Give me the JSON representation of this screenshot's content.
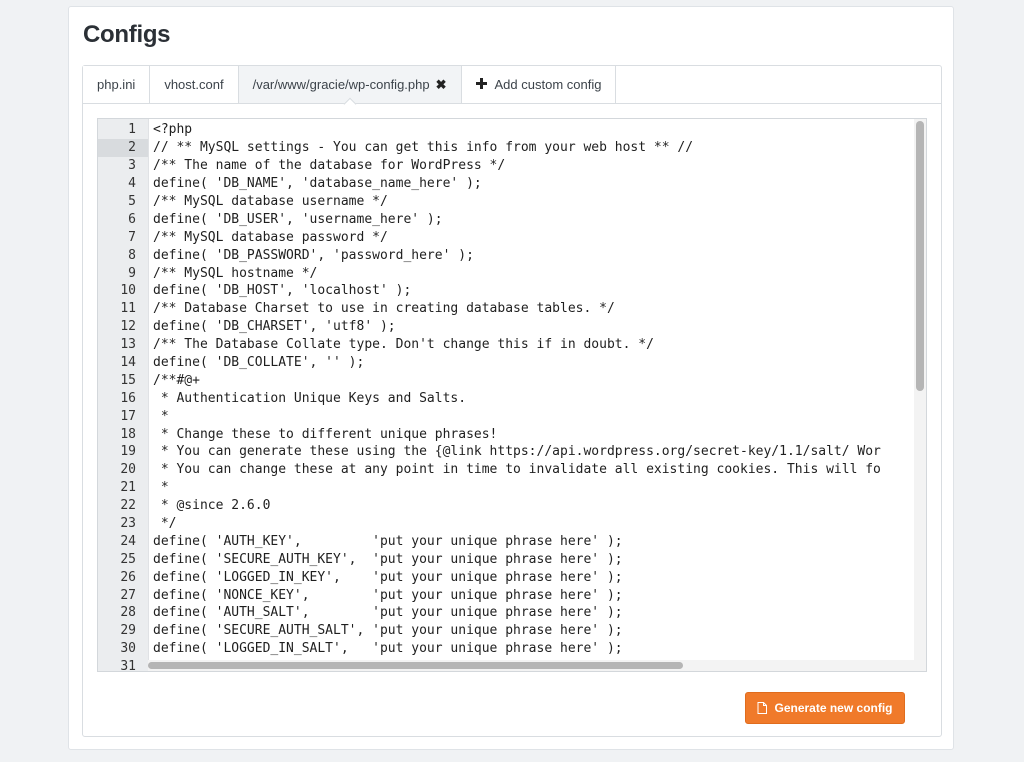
{
  "card": {
    "title": "Configs"
  },
  "tabs": [
    {
      "label": "php.ini",
      "active": false
    },
    {
      "label": "vhost.conf",
      "active": false
    },
    {
      "label": "/var/www/gracie/wp-config.php",
      "active": true,
      "close_icon": "✖"
    },
    {
      "label": "Add custom config",
      "icon": "plus-icon"
    }
  ],
  "editor": {
    "current_line": 2,
    "lines": [
      "<?php",
      "// ** MySQL settings - You can get this info from your web host ** //",
      "/** The name of the database for WordPress */",
      "define( 'DB_NAME', 'database_name_here' );",
      "/** MySQL database username */",
      "define( 'DB_USER', 'username_here' );",
      "/** MySQL database password */",
      "define( 'DB_PASSWORD', 'password_here' );",
      "/** MySQL hostname */",
      "define( 'DB_HOST', 'localhost' );",
      "/** Database Charset to use in creating database tables. */",
      "define( 'DB_CHARSET', 'utf8' );",
      "/** The Database Collate type. Don't change this if in doubt. */",
      "define( 'DB_COLLATE', '' );",
      "/**#@+",
      " * Authentication Unique Keys and Salts.",
      " *",
      " * Change these to different unique phrases!",
      " * You can generate these using the {@link https://api.wordpress.org/secret-key/1.1/salt/ Wor",
      " * You can change these at any point in time to invalidate all existing cookies. This will fo",
      " *",
      " * @since 2.6.0",
      " */",
      "define( 'AUTH_KEY',         'put your unique phrase here' );",
      "define( 'SECURE_AUTH_KEY',  'put your unique phrase here' );",
      "define( 'LOGGED_IN_KEY',    'put your unique phrase here' );",
      "define( 'NONCE_KEY',        'put your unique phrase here' );",
      "define( 'AUTH_SALT',        'put your unique phrase here' );",
      "define( 'SECURE_AUTH_SALT', 'put your unique phrase here' );",
      "define( 'LOGGED_IN_SALT',   'put your unique phrase here' );",
      ""
    ]
  },
  "actions": {
    "generate_label": "Generate new config",
    "generate_icon": "file-icon"
  },
  "colors": {
    "accent": "#f07a2a",
    "background": "#f0f2f4"
  }
}
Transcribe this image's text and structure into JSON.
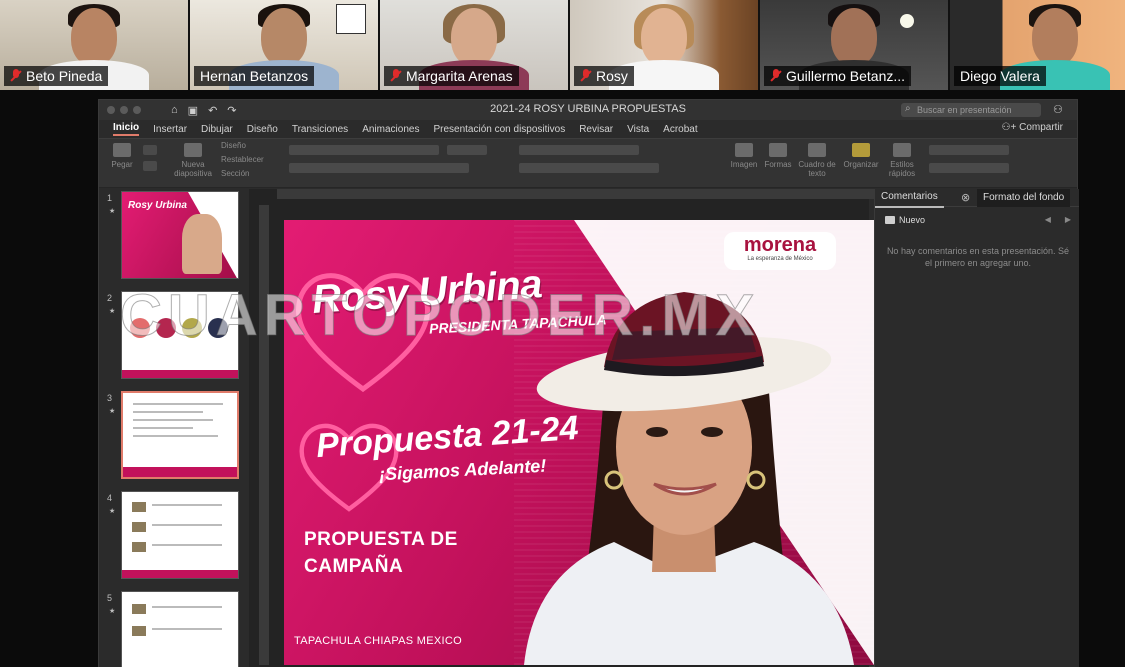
────────────────────
Goal of the exercise
Every line above should be returned word for word, with the pictures left behind.

Full solution
Give me the JSON representation of this screenshot's content.
{
  "card": {
    "title": "Configs"
  },
  "tabs": [
    {
      "label": "php.ini",
      "active": false
    },
    {
      "label": "vhost.conf",
      "active": false
    },
    {
      "label": "/var/www/gracie/wp-config.php",
      "active": true,
      "close_icon": "✖"
    },
    {
      "label": "Add custom config",
      "icon": "plus-icon"
    }
  ],
  "editor": {
    "current_line": 2,
    "lines": [
      "<?php",
      "// ** MySQL settings - You can get this info from your web host ** //",
      "/** The name of the database for WordPress */",
      "define( 'DB_NAME', 'database_name_here' );",
      "/** MySQL database username */",
      "define( 'DB_USER', 'username_here' );",
      "/** MySQL database password */",
      "define( 'DB_PASSWORD', 'password_here' );",
      "/** MySQL hostname */",
      "define( 'DB_HOST', 'localhost' );",
      "/** Database Charset to use in creating database tables. */",
      "define( 'DB_CHARSET', 'utf8' );",
      "/** The Database Collate type. Don't change this if in doubt. */",
      "define( 'DB_COLLATE', '' );",
      "/**#@+",
      " * Authentication Unique Keys and Salts.",
      " *",
      " * Change these to different unique phrases!",
      " * You can generate these using the {@link https://api.wordpress.org/secret-key/1.1/salt/ Wor",
      " * You can change these at any point in time to invalidate all existing cookies. This will fo",
      " *",
      " * @since 2.6.0",
      " */",
      "define( 'AUTH_KEY',         'put your unique phrase here' );",
      "define( 'SECURE_AUTH_KEY',  'put your unique phrase here' );",
      "define( 'LOGGED_IN_KEY',    'put your unique phrase here' );",
      "define( 'NONCE_KEY',        'put your unique phrase here' );",
      "define( 'AUTH_SALT',        'put your unique phrase here' );",
      "define( 'SECURE_AUTH_SALT', 'put your unique phrase here' );",
      "define( 'LOGGED_IN_SALT',   'put your unique phrase here' );",
      ""
    ]
  },
  "actions": {
    "generate_label": "Generate new config",
    "generate_icon": "file-icon"
  },
  "colors": {
    "accent": "#f07a2a",
    "background": "#f0f2f4"
  }
}
Transcribe this image's text and structure into JSON.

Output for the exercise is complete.